▶ [Problem requirements]: Repeat the whole listing exactly.

▶ [Given information]:
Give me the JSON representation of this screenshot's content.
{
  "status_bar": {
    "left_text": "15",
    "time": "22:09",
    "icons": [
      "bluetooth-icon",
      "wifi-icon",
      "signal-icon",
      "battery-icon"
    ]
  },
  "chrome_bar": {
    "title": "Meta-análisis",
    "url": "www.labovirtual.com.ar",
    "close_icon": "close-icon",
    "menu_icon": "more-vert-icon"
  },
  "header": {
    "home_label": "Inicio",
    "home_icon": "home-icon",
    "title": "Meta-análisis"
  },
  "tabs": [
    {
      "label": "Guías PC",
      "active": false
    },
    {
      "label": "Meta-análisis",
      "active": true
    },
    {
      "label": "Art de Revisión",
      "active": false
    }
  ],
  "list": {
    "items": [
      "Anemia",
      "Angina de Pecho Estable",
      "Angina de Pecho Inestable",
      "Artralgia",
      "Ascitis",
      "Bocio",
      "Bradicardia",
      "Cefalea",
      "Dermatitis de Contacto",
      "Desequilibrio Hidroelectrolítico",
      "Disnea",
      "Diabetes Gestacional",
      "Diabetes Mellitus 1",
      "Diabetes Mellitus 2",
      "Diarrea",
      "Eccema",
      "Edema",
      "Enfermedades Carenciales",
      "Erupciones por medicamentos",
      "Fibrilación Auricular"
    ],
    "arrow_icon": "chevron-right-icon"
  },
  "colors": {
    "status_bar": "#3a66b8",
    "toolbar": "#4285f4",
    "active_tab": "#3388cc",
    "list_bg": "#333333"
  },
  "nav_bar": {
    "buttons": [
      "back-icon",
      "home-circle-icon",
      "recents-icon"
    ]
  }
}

▶ [The answer]:
Give me the JSON representation of this screenshot's content.
{
  "status_bar": {
    "left_text": "15",
    "time": "22:09",
    "icons": [
      "bluetooth-icon",
      "wifi-icon",
      "signal-icon",
      "battery-icon"
    ]
  },
  "chrome_bar": {
    "title": "Meta-análisis",
    "url": "www.labovirtual.com.ar",
    "close_icon": "close-icon",
    "menu_icon": "more-vert-icon"
  },
  "header": {
    "home_label": "Inicio",
    "home_icon": "home-icon",
    "title": "Meta-análisis"
  },
  "tabs": [
    {
      "label": "Guías PC",
      "active": false
    },
    {
      "label": "Meta-análisis",
      "active": true
    },
    {
      "label": "Art de Revisión",
      "active": false
    }
  ],
  "list": {
    "items": [
      "Anemia",
      "Angina de Pecho Estable",
      "Angina de Pecho Inestable",
      "Artralgia",
      "Ascitis",
      "Bocio",
      "Bradicardia",
      "Cefalea",
      "Dermatitis de Contacto",
      "Desequilibrio Hidroelectrolítico",
      "Disnea",
      "Diabetes Gestacional",
      "Diabetes Mellitus 1",
      "Diabetes Mellitus 2",
      "Diarrea",
      "Eccema",
      "Edema",
      "Enfermedades Carenciales",
      "Erupciones por medicamentos",
      "Fibrilación Auricular"
    ],
    "arrow_icon": "chevron-right-icon"
  },
  "colors": {
    "status_bar": "#3a66b8",
    "toolbar": "#4285f4",
    "active_tab": "#3388cc",
    "list_bg": "#333333"
  },
  "nav_bar": {
    "buttons": [
      "back-icon",
      "home-circle-icon",
      "recents-icon"
    ]
  }
}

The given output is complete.